> _WHAT IS REQUIRED_
Please extract the passage of the breast feathers text from "Belding's Savannah Sparrow" up to and including "CA, copyright David Sibley.", copying it word for word.

──────── SOURCE EXTRACT ────────

Introduction to breast feathers

Belding's Savannah Sparrow showing the feather groups on the underside of the body. Moving the cursor over the image will show the outline of the breast feathers. Photo taken in San Diego CA, copyright David Sibley.

One of the well-defined groups of feathers on the underside of a bird is what we call the breast. In reality, on songbirds these feathers grow from the front of the neck, extending down so that the tips of the feathers (which is all we can see) cover the foreparts of the body – the breast. Given that they are attached to the neck, the breast feathers move around a lot depending on whether the neck is coiled or outstretched.

The breast feathers usually show a fairly sharp distinction from the throat and nape feathers above and a more subtle shadow where they meet the flank and belly feathers below. In the case of the Savannah (Belding’s) Sparrow shown above notice that the brownish streaks on the breast feathers are not lined up with the streaks on the flanks.

Below are two more photographs showing the breast feathers. Moving your cursor over the images will show the outline of the breast feathers.

White-crowned Sparrow. Photo taken at Pine Butte Guest Ranch, Montana, copyright David Sibley.
Tree Swallow. Photo taken at The Nature Conservancy's Pine Butte Guest Ranch in Montana, copyright David Sibley.

2 thoughts on “Introduction to breast feathers”

  1. Cynthia I. Overgaag

    Does anyone know if seeing a tufted titmouse with almost bald breast area is cause for concern? Is it contagious to other birds?

──────── RECORDS PROVIDED ────────

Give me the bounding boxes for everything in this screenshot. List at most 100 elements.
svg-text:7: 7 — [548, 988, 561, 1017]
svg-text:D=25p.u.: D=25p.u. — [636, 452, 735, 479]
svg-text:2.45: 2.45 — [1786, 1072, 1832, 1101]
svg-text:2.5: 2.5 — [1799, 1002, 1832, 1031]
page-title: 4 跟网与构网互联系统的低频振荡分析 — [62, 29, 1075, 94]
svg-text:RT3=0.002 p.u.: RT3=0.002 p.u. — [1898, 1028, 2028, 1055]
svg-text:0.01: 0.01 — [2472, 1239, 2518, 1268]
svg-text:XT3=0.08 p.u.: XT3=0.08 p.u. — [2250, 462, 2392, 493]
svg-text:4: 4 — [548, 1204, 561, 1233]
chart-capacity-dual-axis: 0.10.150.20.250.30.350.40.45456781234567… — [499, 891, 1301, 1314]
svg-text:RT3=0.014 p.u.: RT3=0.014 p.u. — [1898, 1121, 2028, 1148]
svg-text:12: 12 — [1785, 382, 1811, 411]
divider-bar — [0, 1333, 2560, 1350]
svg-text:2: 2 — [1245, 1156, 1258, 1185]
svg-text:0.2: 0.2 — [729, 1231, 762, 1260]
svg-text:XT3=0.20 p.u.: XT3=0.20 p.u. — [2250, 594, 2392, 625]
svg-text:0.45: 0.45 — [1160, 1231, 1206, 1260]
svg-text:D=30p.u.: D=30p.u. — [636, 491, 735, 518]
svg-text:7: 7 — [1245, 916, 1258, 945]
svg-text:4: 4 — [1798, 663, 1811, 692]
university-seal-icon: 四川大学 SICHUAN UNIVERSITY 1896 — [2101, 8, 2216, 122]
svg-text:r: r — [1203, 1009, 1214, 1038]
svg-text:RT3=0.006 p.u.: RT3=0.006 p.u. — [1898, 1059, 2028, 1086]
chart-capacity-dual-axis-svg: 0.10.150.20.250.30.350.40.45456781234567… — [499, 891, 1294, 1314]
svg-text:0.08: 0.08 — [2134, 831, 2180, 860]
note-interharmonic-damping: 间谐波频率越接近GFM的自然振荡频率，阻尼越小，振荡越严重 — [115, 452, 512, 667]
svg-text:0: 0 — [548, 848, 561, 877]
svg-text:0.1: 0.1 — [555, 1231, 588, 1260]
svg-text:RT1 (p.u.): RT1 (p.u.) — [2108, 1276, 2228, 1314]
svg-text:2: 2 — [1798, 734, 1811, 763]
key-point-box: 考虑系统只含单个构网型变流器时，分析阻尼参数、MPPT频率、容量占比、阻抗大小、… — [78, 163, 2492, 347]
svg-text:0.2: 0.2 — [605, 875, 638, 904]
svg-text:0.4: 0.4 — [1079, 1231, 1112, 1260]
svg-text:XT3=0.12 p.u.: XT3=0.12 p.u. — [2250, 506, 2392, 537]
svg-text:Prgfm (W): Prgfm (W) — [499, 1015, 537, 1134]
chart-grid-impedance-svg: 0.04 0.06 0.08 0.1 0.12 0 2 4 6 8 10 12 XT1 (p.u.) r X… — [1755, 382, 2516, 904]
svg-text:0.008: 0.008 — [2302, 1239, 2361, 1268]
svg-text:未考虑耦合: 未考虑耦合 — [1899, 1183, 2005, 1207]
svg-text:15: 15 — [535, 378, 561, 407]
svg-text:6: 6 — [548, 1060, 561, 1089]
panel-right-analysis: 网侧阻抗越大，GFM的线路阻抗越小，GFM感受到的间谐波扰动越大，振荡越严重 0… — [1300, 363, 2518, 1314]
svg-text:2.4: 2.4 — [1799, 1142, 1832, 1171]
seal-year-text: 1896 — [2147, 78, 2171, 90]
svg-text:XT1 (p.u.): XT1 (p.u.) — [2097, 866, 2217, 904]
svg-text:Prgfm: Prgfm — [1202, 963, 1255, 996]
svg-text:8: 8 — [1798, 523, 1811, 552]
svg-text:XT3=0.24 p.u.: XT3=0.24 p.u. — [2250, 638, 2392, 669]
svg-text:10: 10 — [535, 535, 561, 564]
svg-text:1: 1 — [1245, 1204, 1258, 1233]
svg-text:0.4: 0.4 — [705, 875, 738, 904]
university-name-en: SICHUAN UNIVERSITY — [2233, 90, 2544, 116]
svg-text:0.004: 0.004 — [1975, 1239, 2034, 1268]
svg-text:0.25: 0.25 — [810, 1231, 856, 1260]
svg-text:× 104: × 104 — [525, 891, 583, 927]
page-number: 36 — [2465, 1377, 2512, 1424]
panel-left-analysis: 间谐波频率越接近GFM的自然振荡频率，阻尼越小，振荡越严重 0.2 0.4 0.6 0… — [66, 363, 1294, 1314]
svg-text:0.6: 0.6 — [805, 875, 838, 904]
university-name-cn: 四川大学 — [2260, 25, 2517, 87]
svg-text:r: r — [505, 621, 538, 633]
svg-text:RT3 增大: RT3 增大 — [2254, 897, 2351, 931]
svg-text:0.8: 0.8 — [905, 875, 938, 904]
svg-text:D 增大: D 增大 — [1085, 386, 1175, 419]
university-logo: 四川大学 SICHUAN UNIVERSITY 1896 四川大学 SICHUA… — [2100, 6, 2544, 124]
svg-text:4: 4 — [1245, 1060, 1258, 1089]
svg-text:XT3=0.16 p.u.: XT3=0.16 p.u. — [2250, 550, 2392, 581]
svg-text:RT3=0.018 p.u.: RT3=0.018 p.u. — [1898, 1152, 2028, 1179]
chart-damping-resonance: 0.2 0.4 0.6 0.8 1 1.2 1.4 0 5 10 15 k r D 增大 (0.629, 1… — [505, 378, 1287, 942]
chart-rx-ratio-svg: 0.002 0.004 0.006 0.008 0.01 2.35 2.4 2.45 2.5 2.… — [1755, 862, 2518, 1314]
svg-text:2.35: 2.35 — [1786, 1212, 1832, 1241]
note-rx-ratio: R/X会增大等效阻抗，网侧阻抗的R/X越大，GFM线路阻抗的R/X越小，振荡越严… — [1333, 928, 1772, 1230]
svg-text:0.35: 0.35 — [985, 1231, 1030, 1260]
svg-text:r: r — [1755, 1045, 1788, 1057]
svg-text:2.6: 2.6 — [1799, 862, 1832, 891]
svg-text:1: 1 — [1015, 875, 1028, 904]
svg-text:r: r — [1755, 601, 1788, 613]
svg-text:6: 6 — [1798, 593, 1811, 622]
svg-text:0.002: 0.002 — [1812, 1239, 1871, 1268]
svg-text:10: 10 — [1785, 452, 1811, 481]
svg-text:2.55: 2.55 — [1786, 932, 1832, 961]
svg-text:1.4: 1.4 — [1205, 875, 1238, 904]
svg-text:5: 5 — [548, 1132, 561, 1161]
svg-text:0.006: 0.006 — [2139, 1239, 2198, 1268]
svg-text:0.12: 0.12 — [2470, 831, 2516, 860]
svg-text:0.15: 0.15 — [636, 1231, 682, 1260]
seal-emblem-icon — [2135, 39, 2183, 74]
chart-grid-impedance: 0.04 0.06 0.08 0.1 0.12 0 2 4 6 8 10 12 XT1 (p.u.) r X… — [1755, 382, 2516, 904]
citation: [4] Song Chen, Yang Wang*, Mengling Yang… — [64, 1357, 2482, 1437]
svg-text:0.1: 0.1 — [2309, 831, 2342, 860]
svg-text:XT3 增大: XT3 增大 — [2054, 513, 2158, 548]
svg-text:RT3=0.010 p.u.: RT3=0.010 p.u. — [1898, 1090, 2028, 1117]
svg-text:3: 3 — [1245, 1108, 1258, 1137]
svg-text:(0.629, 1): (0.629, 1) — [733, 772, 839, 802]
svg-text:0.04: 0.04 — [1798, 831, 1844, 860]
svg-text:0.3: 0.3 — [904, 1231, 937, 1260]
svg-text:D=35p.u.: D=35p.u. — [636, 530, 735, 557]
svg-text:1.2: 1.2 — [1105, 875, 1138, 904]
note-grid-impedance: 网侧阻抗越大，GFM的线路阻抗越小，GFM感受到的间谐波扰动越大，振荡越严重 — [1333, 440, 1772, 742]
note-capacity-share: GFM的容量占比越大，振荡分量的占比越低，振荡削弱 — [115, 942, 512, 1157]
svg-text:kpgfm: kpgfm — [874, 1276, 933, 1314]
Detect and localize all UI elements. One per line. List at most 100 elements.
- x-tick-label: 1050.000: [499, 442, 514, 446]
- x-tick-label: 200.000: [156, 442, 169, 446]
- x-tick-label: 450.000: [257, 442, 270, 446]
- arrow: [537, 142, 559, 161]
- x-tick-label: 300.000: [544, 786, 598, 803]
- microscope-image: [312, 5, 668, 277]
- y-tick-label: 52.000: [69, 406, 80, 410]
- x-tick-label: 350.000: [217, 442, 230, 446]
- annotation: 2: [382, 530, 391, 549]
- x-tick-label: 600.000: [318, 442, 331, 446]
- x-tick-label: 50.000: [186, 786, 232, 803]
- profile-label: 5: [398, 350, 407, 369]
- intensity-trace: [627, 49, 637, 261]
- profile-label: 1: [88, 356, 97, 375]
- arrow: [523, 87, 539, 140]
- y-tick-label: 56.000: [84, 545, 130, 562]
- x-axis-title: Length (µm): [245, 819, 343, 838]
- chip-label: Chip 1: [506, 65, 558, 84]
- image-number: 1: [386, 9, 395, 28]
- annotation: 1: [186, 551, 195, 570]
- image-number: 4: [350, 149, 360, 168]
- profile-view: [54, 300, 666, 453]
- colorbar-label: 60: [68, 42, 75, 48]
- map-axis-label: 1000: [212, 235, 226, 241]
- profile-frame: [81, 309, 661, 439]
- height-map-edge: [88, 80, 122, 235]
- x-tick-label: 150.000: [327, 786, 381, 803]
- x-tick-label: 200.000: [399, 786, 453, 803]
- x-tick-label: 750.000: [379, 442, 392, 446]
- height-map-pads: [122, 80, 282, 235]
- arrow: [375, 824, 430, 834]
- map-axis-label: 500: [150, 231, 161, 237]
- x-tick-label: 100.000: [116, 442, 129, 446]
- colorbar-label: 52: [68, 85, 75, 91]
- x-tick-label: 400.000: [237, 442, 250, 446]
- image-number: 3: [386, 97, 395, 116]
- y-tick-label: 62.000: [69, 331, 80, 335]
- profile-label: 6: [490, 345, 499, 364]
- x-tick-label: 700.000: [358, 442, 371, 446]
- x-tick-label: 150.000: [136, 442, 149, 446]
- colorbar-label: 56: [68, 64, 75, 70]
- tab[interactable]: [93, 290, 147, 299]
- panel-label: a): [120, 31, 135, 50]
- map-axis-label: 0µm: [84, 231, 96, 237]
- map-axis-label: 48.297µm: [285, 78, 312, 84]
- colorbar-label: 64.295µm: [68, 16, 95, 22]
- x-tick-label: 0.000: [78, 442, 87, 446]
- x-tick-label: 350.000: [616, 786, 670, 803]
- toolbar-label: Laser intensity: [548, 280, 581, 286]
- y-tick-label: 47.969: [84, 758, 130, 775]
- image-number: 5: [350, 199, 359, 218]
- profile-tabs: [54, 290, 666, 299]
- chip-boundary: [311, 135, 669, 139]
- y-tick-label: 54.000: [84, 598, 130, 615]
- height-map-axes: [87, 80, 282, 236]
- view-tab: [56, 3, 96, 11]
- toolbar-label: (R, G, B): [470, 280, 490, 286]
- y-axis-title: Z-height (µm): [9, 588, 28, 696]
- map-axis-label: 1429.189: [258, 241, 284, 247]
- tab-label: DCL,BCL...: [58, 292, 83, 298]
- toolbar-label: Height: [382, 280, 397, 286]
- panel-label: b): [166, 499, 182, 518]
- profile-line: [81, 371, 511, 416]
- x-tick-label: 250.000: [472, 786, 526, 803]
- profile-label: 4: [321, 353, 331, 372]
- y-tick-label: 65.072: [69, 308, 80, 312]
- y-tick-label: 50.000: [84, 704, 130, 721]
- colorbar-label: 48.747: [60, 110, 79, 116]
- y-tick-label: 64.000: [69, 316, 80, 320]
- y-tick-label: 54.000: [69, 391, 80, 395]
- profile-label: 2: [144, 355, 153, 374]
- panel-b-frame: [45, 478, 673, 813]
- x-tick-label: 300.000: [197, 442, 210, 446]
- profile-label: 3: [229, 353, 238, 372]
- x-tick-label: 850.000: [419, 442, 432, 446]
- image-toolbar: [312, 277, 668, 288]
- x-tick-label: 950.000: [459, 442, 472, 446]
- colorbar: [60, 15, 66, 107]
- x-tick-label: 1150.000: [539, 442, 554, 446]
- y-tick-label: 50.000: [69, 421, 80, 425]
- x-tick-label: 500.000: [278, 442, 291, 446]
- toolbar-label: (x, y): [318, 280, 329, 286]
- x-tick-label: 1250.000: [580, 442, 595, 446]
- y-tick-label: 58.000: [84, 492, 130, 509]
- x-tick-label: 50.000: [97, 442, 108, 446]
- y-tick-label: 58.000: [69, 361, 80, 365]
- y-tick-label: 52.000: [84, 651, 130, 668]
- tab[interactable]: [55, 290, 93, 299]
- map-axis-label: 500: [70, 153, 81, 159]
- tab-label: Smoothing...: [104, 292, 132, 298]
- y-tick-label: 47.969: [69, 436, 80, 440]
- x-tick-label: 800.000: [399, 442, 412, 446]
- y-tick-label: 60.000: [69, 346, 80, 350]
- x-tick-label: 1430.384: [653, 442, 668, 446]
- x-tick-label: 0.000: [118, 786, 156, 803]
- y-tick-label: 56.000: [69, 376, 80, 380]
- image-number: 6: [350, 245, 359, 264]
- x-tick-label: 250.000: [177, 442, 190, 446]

────────

> _SOLUTION FOR THIS TASK_
Belding's Savannah Sparrow showing the feather groups on the underside of the body. Moving the cursor over the image will show the outline of the breast feathers. Photo taken in San Diego CA, copyright David Sibley.